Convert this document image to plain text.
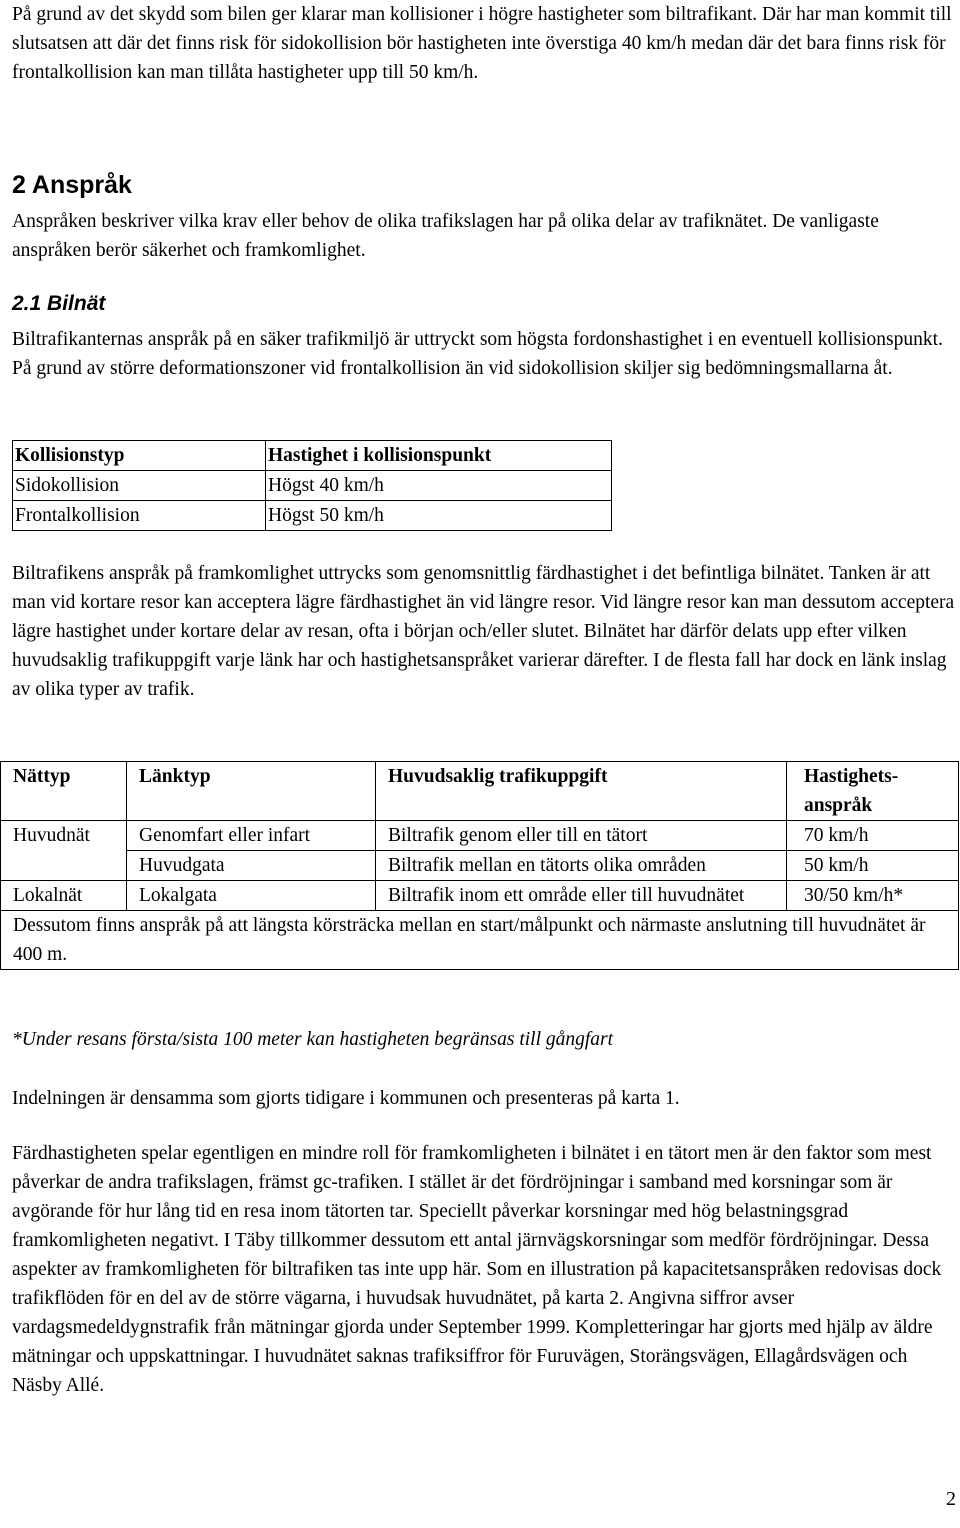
På grund av det skydd som bilen ger klarar man kollisioner i högre hastigheter som biltrafikant. Där har man kommit till slutsatsen att där det finns risk för sidokollision bör hastigheten inte överstiga 40 km/h medan där det bara finns risk för frontalkollision kan man tillåta hastigheter upp till 50 km/h.

2 Anspråk

Anspråken beskriver vilka krav eller behov de olika trafikslagen har på olika delar av trafiknätet. De vanligaste anspråken berör säkerhet och framkomlighet.

2.1 Bilnät

Biltrafikanternas anspråk på en säker trafikmiljö är uttryckt som högsta fordonshastighet i en eventuell kollisionspunkt. På grund av större deformationszoner vid frontalkollision än vid sidokollision skiljer sig bedömningsmallarna åt.

Kollisionstyp	Hastighet i kollisionspunkt
Sidokollision	Högst 40 km/h
Frontalkollision	Högst 50 km/h

Biltrafikens anspråk på framkomlighet uttrycks som genomsnittlig färdhastighet i det befintliga bilnätet. Tanken är att man vid kortare resor kan acceptera lägre färdhastighet än vid längre resor. Vid längre resor kan man dessutom acceptera lägre hastighet under kortare delar av resan, ofta i början och/eller slutet. Bilnätet har därför delats upp efter vilken huvudsaklig trafikuppgift varje länk har och hastighetsanspråket varierar därefter. I de flesta fall har dock en länk inslag av olika typer av trafik.

Nättyp	Länktyp	Huvudsaklig trafikuppgift	Hastighets-anspråk
Huvudnät	Genomfart eller infart	Biltrafik genom eller till en tätort	70 km/h
	Huvudgata	Biltrafik mellan en tätorts olika områden	50 km/h
Lokalnät	Lokalgata	Biltrafik inom ett område eller till huvudnätet	30/50 km/h*
Dessutom finns anspråk på att längsta körsträcka mellan en start/målpunkt och närmaste anslutning till huvudnätet är 400 m.			

*Under resans första/sista 100 meter kan hastigheten begränsas till gångfart

Indelningen är densamma som gjorts tidigare i kommunen och presenteras på karta 1.

Färdhastigheten spelar egentligen en mindre roll för framkomligheten i bilnätet i en tätort men är den faktor som mest påverkar de andra trafikslagen, främst gc-trafiken. I stället är det fördröjningar i samband med korsningar som är avgörande för hur lång tid en resa inom tätorten tar. Speciellt påverkar korsningar med hög belastningsgrad framkomligheten negativt. I Täby tillkommer dessutom ett antal järnvägskorsningar som medför fördröjningar. Dessa aspekter av framkomligheten för biltrafiken tas inte upp här. Som en illustration på kapacitetsanspråken redovisas dock trafikflöden för en del av de större vägarna, i huvudsak huvudnätet, på karta 2. Angivna siffror avser vardagsmedeldygnstrafik från mätningar gjorda under September 1999. Kompletteringar har gjorts med hjälp av äldre mätningar och uppskattningar. I huvudnätet saknas trafiksiffror för Furuvägen, Storängsvägen, Ellagårdsvägen och Näsby Allé.

2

• WHAT THE TASK ASKS: In the data above, copy every line where the string "olika" appears.

• REPLY TO THE EXERCISE:
Anspråken beskriver vilka krav eller behov de olika trafikslagen har på olika delar av trafiknätet. De vanligaste anspråken berör säkerhet och framkomlighet.
Biltrafikens anspråk på framkomlighet uttrycks som genomsnittlig färdhastighet i det befintliga bilnätet. Tanken är att man vid kortare resor kan acceptera lägre färdhastighet än vid längre resor. Vid längre resor kan man dessutom acceptera lägre hastighet under kortare delar av resan, ofta i början och/eller slutet. Bilnätet har därför delats upp efter vilken huvudsaklig trafikuppgift varje länk har och hastighetsanspråket varierar därefter. I de flesta fall har dock en länk inslag av olika typer av trafik.
	Huvudgata	Biltrafik mellan en tätorts olika områden	50 km/h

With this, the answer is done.